> What the task requires
Print the lines below verbatim, from the first one down to and including the line that contains "chart-title: ヨーロッパ主要通貨の年初来騰落率（対日本円、対米ドル）: [126, 18, 1018, 57]".

> Input
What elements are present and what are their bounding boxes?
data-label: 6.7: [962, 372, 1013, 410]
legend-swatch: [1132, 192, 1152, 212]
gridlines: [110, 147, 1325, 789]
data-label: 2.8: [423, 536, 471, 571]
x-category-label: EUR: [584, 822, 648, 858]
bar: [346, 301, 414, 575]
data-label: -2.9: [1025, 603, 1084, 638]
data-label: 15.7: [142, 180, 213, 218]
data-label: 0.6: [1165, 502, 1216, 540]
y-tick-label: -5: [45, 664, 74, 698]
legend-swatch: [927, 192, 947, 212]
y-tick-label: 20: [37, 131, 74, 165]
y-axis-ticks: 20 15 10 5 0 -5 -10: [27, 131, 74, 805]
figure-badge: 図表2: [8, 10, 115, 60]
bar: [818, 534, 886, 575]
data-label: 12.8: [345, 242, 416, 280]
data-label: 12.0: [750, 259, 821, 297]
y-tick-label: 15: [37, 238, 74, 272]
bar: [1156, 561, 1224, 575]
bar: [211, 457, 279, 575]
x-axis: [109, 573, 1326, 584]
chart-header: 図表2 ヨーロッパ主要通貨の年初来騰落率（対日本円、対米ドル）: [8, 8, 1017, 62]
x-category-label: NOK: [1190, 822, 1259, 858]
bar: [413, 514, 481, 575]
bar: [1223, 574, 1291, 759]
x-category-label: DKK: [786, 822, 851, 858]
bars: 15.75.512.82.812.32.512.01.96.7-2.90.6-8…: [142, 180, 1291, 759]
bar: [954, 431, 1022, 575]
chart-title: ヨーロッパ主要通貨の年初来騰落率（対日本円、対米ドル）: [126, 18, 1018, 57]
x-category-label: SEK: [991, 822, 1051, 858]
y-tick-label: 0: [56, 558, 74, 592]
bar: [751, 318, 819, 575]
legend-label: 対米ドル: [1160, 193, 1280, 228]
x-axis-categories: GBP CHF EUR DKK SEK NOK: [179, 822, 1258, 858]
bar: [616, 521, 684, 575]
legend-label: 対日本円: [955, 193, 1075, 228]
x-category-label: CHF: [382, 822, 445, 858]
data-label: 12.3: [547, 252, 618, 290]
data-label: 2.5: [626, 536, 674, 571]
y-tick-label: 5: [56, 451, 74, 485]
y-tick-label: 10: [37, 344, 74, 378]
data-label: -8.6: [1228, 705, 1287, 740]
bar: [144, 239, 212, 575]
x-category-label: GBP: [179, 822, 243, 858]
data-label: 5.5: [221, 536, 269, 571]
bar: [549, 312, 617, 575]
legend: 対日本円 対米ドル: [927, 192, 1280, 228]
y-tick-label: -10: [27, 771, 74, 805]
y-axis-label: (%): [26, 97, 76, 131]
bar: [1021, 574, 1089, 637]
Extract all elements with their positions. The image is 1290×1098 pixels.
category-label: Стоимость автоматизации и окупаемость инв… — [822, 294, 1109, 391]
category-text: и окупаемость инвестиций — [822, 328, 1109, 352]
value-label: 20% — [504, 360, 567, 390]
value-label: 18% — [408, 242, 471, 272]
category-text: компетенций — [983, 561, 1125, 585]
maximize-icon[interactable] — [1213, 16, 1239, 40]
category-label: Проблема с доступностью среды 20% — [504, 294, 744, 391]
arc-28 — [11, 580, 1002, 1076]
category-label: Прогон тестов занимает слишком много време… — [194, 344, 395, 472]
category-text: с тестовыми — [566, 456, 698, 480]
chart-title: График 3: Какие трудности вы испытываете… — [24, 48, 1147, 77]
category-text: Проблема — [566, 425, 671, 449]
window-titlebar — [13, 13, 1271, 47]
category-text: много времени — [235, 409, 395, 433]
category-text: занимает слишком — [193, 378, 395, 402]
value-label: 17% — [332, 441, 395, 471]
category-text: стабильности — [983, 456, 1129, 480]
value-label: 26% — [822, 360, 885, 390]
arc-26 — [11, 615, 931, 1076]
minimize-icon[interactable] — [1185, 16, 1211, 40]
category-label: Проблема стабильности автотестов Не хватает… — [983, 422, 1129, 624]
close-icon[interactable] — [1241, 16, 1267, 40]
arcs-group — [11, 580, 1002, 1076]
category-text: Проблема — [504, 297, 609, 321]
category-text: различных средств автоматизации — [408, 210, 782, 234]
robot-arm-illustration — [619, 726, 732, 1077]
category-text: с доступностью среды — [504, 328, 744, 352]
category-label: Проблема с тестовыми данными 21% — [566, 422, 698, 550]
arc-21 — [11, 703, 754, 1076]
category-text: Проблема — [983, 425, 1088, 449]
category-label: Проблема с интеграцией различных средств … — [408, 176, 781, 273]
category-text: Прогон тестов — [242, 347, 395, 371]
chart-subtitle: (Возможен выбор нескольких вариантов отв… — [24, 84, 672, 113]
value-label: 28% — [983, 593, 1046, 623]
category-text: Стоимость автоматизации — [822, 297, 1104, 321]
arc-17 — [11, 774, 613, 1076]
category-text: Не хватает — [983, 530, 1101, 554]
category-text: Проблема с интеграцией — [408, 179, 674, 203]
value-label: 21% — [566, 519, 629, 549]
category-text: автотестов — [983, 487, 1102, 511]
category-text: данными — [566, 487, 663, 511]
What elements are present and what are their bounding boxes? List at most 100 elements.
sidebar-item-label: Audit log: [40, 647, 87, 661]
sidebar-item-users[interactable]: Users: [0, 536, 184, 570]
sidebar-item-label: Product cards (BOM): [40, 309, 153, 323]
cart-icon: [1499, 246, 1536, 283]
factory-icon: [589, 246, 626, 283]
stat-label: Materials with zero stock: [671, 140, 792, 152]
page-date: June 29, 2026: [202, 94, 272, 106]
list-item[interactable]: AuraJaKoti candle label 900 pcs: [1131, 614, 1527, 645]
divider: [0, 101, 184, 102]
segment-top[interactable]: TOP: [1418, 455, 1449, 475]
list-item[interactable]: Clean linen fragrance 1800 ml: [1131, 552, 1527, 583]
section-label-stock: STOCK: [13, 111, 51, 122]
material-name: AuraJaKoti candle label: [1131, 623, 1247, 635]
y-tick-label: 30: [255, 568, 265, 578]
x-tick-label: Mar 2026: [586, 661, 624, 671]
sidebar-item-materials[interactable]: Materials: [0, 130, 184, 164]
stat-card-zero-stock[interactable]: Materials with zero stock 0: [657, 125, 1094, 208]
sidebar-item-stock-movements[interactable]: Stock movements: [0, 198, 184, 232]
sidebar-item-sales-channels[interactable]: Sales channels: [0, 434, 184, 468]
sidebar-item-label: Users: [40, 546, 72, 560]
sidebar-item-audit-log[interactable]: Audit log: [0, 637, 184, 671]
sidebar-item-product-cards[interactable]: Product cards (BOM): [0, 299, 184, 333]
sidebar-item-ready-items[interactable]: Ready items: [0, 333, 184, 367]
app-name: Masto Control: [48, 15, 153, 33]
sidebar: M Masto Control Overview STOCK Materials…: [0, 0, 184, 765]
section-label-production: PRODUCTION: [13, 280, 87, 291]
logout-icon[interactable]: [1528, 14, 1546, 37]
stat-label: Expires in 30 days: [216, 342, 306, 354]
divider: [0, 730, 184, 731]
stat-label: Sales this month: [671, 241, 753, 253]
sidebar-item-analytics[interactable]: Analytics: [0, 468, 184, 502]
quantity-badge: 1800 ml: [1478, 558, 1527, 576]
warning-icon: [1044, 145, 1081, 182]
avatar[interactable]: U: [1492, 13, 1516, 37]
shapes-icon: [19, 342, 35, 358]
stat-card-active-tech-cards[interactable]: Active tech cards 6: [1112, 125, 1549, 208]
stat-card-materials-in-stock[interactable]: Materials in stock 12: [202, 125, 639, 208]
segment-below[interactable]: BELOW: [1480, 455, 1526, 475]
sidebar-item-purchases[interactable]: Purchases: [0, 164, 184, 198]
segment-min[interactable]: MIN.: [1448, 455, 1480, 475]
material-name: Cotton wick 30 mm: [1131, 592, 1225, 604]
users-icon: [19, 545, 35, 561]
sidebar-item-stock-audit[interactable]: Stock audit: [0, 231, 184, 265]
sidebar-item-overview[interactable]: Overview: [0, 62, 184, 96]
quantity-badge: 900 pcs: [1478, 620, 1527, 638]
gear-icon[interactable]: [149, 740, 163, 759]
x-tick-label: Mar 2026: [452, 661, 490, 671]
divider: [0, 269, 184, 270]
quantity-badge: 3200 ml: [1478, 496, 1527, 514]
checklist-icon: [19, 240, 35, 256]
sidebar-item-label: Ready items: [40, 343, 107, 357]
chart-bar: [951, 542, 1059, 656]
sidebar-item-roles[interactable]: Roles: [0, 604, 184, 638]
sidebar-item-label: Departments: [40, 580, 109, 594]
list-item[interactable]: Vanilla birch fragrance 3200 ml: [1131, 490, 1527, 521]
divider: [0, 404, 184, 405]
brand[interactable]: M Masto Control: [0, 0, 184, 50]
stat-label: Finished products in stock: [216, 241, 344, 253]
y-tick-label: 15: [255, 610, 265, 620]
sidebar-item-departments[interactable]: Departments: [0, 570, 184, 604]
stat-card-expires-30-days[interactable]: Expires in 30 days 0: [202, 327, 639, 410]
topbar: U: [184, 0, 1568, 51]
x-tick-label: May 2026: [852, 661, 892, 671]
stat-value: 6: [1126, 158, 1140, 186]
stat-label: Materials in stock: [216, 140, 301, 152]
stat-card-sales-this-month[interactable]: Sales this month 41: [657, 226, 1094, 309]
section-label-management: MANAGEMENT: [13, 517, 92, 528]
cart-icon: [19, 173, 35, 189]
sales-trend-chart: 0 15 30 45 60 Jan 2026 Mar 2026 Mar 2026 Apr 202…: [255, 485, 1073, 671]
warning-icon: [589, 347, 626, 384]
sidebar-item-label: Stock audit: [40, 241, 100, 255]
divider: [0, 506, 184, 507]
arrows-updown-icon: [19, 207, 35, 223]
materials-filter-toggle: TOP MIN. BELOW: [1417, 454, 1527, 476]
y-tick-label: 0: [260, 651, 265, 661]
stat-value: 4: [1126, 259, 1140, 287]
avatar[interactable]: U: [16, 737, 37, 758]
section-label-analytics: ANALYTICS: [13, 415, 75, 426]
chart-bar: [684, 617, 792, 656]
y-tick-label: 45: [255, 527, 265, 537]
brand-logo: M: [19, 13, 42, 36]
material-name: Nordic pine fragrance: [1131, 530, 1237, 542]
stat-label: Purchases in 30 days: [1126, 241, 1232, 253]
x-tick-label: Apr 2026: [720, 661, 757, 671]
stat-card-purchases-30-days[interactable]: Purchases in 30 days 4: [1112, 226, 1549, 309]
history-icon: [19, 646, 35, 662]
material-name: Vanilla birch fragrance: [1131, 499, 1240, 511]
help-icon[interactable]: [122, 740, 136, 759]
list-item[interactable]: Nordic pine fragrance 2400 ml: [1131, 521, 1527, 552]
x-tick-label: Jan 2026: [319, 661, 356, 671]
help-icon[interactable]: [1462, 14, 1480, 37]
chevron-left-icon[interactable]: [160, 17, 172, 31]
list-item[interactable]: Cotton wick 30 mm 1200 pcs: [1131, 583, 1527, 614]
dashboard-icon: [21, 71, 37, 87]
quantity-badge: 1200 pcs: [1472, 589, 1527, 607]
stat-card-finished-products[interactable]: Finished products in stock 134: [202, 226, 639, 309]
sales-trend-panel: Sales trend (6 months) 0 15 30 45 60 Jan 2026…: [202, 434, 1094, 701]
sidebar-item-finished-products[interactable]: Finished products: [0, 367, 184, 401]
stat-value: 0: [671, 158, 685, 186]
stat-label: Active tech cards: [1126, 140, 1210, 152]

> Finished task
What elements are present and what are their bounding boxes?
data-label: 6.7: [962, 372, 1013, 410]
legend-swatch: [1132, 192, 1152, 212]
gridlines: [110, 147, 1325, 789]
data-label: 2.8: [423, 536, 471, 571]
x-category-label: EUR: [584, 822, 648, 858]
bar: [346, 301, 414, 575]
data-label: -2.9: [1025, 603, 1084, 638]
data-label: 15.7: [142, 180, 213, 218]
data-label: 0.6: [1165, 502, 1216, 540]
y-tick-label: -5: [45, 664, 74, 698]
legend-swatch: [927, 192, 947, 212]
y-tick-label: 20: [37, 131, 74, 165]
y-axis-ticks: 20 15 10 5 0 -5 -10: [27, 131, 74, 805]
figure-badge: 図表2: [8, 10, 115, 60]
bar: [818, 534, 886, 575]
data-label: 12.8: [345, 242, 416, 280]
data-label: 12.0: [750, 259, 821, 297]
y-tick-label: 15: [37, 238, 74, 272]
bar: [1156, 561, 1224, 575]
bar: [211, 457, 279, 575]
x-axis: [109, 573, 1326, 584]
chart-header: 図表2 ヨーロッパ主要通貨の年初来騰落率（対日本円、対米ドル）: [8, 8, 1017, 62]
x-category-label: NOK: [1190, 822, 1259, 858]
bar: [413, 514, 481, 575]
bar: [1223, 574, 1291, 759]
x-category-label: DKK: [786, 822, 851, 858]
bars: 15.75.512.82.812.32.512.01.96.7-2.90.6-8…: [142, 180, 1291, 759]
bar: [954, 431, 1022, 575]
chart-title: ヨーロッパ主要通貨の年初来騰落率（対日本円、対米ドル）: [126, 18, 1018, 57]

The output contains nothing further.